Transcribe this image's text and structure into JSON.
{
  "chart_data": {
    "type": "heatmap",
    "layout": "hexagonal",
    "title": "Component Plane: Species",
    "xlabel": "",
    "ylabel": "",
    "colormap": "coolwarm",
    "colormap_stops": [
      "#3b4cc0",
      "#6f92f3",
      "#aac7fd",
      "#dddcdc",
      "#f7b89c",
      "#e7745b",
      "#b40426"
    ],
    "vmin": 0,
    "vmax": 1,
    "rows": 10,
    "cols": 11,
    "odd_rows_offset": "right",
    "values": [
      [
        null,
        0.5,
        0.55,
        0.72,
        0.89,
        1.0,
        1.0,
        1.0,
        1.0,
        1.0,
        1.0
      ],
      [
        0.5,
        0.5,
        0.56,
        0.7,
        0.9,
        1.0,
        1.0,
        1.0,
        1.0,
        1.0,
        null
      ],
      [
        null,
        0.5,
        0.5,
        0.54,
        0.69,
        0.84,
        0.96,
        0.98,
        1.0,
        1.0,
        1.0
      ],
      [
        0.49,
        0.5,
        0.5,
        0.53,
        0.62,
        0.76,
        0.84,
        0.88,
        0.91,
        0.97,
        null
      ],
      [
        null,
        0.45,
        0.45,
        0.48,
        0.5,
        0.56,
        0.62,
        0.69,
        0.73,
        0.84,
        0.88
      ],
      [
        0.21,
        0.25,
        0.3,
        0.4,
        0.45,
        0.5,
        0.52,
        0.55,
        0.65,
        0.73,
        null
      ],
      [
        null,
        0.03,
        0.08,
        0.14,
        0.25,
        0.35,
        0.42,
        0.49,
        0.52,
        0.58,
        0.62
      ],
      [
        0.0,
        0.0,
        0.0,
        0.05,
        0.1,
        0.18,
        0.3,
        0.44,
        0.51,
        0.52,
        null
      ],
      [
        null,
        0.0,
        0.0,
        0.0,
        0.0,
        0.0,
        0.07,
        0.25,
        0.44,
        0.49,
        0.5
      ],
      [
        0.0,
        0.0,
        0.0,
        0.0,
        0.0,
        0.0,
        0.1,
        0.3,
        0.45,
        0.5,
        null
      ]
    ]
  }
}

━━━━━━━━━━━━━━━━━━━━

TO DO —
Write every line of the material above again, exactly.

EXERCISE ANSWER —
Transcribe this image's text and structure into JSON.
{
  "chart_data": {
    "type": "heatmap",
    "layout": "hexagonal",
    "title": "Component Plane: Species",
    "xlabel": "",
    "ylabel": "",
    "colormap": "coolwarm",
    "colormap_stops": [
      "#3b4cc0",
      "#6f92f3",
      "#aac7fd",
      "#dddcdc",
      "#f7b89c",
      "#e7745b",
      "#b40426"
    ],
    "vmin": 0,
    "vmax": 1,
    "rows": 10,
    "cols": 11,
    "odd_rows_offset": "right",
    "values": [
      [
        null,
        0.5,
        0.55,
        0.72,
        0.89,
        1.0,
        1.0,
        1.0,
        1.0,
        1.0,
        1.0
      ],
      [
        0.5,
        0.5,
        0.56,
        0.7,
        0.9,
        1.0,
        1.0,
        1.0,
        1.0,
        1.0,
        null
      ],
      [
        null,
        0.5,
        0.5,
        0.54,
        0.69,
        0.84,
        0.96,
        0.98,
        1.0,
        1.0,
        1.0
      ],
      [
        0.49,
        0.5,
        0.5,
        0.53,
        0.62,
        0.76,
        0.84,
        0.88,
        0.91,
        0.97,
        null
      ],
      [
        null,
        0.45,
        0.45,
        0.48,
        0.5,
        0.56,
        0.62,
        0.69,
        0.73,
        0.84,
        0.88
      ],
      [
        0.21,
        0.25,
        0.3,
        0.4,
        0.45,
        0.5,
        0.52,
        0.55,
        0.65,
        0.73,
        null
      ],
      [
        null,
        0.03,
        0.08,
        0.14,
        0.25,
        0.35,
        0.42,
        0.49,
        0.52,
        0.58,
        0.62
      ],
      [
        0.0,
        0.0,
        0.0,
        0.05,
        0.1,
        0.18,
        0.3,
        0.44,
        0.51,
        0.52,
        null
      ],
      [
        null,
        0.0,
        0.0,
        0.0,
        0.0,
        0.0,
        0.07,
        0.25,
        0.44,
        0.49,
        0.5
      ],
      [
        0.0,
        0.0,
        0.0,
        0.0,
        0.0,
        0.0,
        0.1,
        0.3,
        0.45,
        0.5,
        null
      ]
    ]
  }
}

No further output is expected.